- **Written task**:
Entries follow. Set all of them down as they stand.

- **Material shown**:

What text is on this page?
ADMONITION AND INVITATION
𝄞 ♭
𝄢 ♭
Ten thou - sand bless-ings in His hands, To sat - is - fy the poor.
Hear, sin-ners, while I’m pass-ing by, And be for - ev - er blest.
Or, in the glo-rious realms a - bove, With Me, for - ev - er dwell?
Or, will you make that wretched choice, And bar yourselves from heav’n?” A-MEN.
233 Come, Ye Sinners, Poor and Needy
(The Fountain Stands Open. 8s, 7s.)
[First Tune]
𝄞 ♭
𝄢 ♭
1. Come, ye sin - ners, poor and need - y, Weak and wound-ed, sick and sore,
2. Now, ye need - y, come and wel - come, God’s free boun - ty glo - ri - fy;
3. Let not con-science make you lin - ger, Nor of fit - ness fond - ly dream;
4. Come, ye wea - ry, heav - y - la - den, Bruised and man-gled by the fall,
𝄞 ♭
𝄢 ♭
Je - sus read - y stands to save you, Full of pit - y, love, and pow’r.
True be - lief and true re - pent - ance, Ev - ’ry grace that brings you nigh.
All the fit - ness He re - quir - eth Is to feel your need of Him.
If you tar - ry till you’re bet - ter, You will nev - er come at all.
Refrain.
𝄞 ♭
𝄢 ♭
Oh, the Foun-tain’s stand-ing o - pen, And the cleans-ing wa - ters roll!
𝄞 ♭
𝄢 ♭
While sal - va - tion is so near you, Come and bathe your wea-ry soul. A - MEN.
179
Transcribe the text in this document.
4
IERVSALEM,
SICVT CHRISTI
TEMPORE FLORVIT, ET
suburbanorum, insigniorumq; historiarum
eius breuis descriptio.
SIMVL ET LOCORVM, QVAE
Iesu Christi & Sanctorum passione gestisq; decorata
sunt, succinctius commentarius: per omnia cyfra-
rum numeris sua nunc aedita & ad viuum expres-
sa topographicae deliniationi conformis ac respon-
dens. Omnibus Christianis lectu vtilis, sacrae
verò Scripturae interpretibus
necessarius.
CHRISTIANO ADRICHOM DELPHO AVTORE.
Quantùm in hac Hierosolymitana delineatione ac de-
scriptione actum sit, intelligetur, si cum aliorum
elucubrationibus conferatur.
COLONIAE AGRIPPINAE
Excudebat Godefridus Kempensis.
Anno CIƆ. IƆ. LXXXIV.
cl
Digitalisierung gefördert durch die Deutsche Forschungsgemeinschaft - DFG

- **Answer**:
What text is on this page?
ADMONITION AND INVITATION
𝄞 ♭
𝄢 ♭
Ten thou - sand bless-ings in His hands, To sat - is - fy the poor.
Hear, sin-ners, while I’m pass-ing by, And be for - ev - er blest.
Or, in the glo-rious realms a - bove, With Me, for - ev - er dwell?
Or, will you make that wretched choice, And bar yourselves from heav’n?” A-MEN.
233 Come, Ye Sinners, Poor and Needy
(The Fountain Stands Open. 8s, 7s.)
[First Tune]
𝄞 ♭
𝄢 ♭
1. Come, ye sin - ners, poor and need - y, Weak and wound-ed, sick and sore,
2. Now, ye need - y, come and wel - come, God’s free boun - ty glo - ri - fy;
3. Let not con-science make you lin - ger, Nor of fit - ness fond - ly dream;
4. Come, ye wea - ry, heav - y - la - den, Bruised and man-gled by the fall,
𝄞 ♭
𝄢 ♭
Je - sus read - y stands to save you, Full of pit - y, love, and pow’r.
True be - lief and true re - pent - ance, Ev - ’ry grace that brings you nigh.
All the fit - ness He re - quir - eth Is to feel your need of Him.
If you tar - ry till you’re bet - ter, You will nev - er come at all.
Refrain.
𝄞 ♭
𝄢 ♭
Oh, the Foun-tain’s stand-ing o - pen, And the cleans-ing wa - ters roll!
𝄞 ♭
𝄢 ♭
While sal - va - tion is so near you, Come and bathe your wea-ry soul. A - MEN.
179
Transcribe the text in this document.
4
IERVSALEM,
SICVT CHRISTI
TEMPORE FLORVIT, ET
suburbanorum, insigniorumq; historiarum
eius breuis descriptio.
SIMVL ET LOCORVM, QVAE
Iesu Christi & Sanctorum passione gestisq; decorata
sunt, succinctius commentarius: per omnia cyfra-
rum numeris sua nunc aedita & ad viuum expres-
sa topographicae deliniationi conformis ac respon-
dens. Omnibus Christianis lectu vtilis, sacrae
verò Scripturae interpretibus
necessarius.
CHRISTIANO ADRICHOM DELPHO AVTORE.
Quantùm in hac Hierosolymitana delineatione ac de-
scriptione actum sit, intelligetur, si cum aliorum
elucubrationibus conferatur.
COLONIAE AGRIPPINAE
Excudebat Godefridus Kempensis.
Anno CIƆ. IƆ. LXXXIV.
cl
Digitalisierung gefördert durch die Deutsche Forschungsgemeinschaft - DFG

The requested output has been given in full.